_Prompt_:
Extract, from the listing that follows, each line containing the word "name".

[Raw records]

▬▬▬▬▬▬

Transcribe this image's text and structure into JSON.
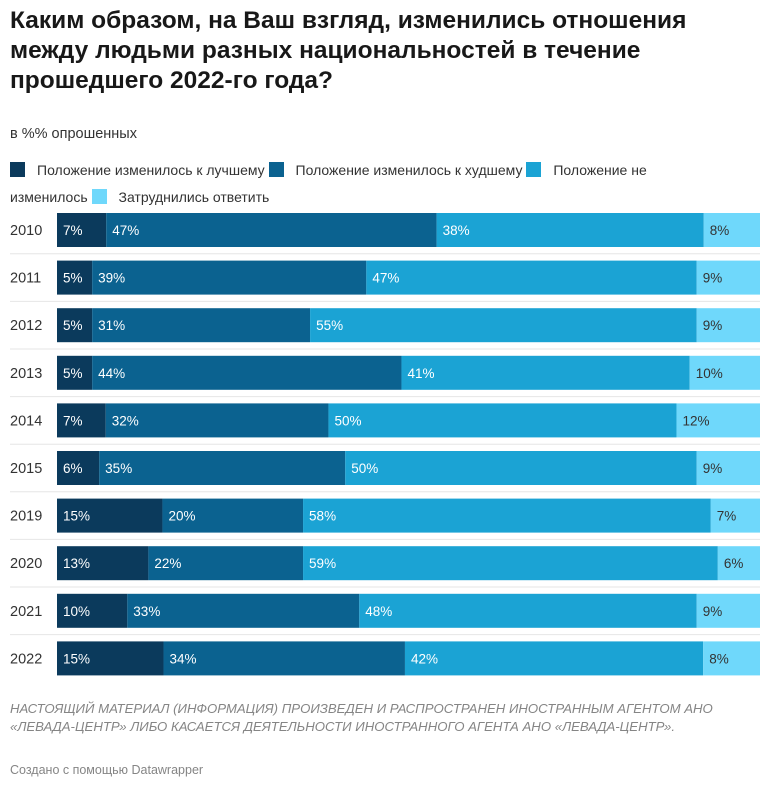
{
  "title": "Каким образом, на Ваш взгляд, изменились отношения между людьми разных национальностей в течение прошедшего 2022-го года?",
  "subtitle": "в %% опрошенных",
  "note": "НАСТОЯЩИЙ МАТЕРИАЛ (ИНФОРМАЦИЯ) ПРОИЗВЕДЕН И РАСПРОСТРАНЕН ИНОСТРАННЫМ АГЕНТОМ АНО «ЛЕВАДА-ЦЕНТР» ЛИБО КАСАЕТСЯ ДЕЯТЕЛЬНОСТИ ИНОСТРАННОГО АГЕНТА АНО «ЛЕВАДА-ЦЕНТР».",
  "credit": "Создано с помощью Datawrapper",
  "chart_data": {
    "type": "bar",
    "orientation": "horizontal",
    "stacked": true,
    "categories": [
      "2010",
      "2011",
      "2012",
      "2013",
      "2014",
      "2015",
      "2019",
      "2020",
      "2021",
      "2022"
    ],
    "series": [
      {
        "name": "Положение изменилось к лучшему",
        "color": "#0b3a5c",
        "label_color": "#ffffff",
        "values": [
          7,
          5,
          5,
          5,
          7,
          6,
          15,
          13,
          10,
          15
        ]
      },
      {
        "name": "Положение изменилось к худшему",
        "color": "#0b6290",
        "label_color": "#ffffff",
        "values": [
          47,
          39,
          31,
          44,
          32,
          35,
          20,
          22,
          33,
          34
        ]
      },
      {
        "name": "Положение не изменилось",
        "color": "#1ba3d4",
        "label_color": "#ffffff",
        "values": [
          38,
          47,
          55,
          41,
          50,
          50,
          58,
          59,
          48,
          42
        ]
      },
      {
        "name": "Затруднились ответить",
        "color": "#6fd8fb",
        "label_color": "#333333",
        "values": [
          8,
          9,
          9,
          10,
          12,
          9,
          7,
          6,
          9,
          8
        ]
      }
    ],
    "value_suffix": "%",
    "xlim": [
      0,
      100
    ],
    "legend_position": "top"
  }
}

▬▬▬▬▬▬

_Completed task_:
        "name": "Положение изменилось к лучшему",
        "name": "Положение изменилось к худшему",
        "name": "Положение не изменилось",
        "name": "Затруднились ответить",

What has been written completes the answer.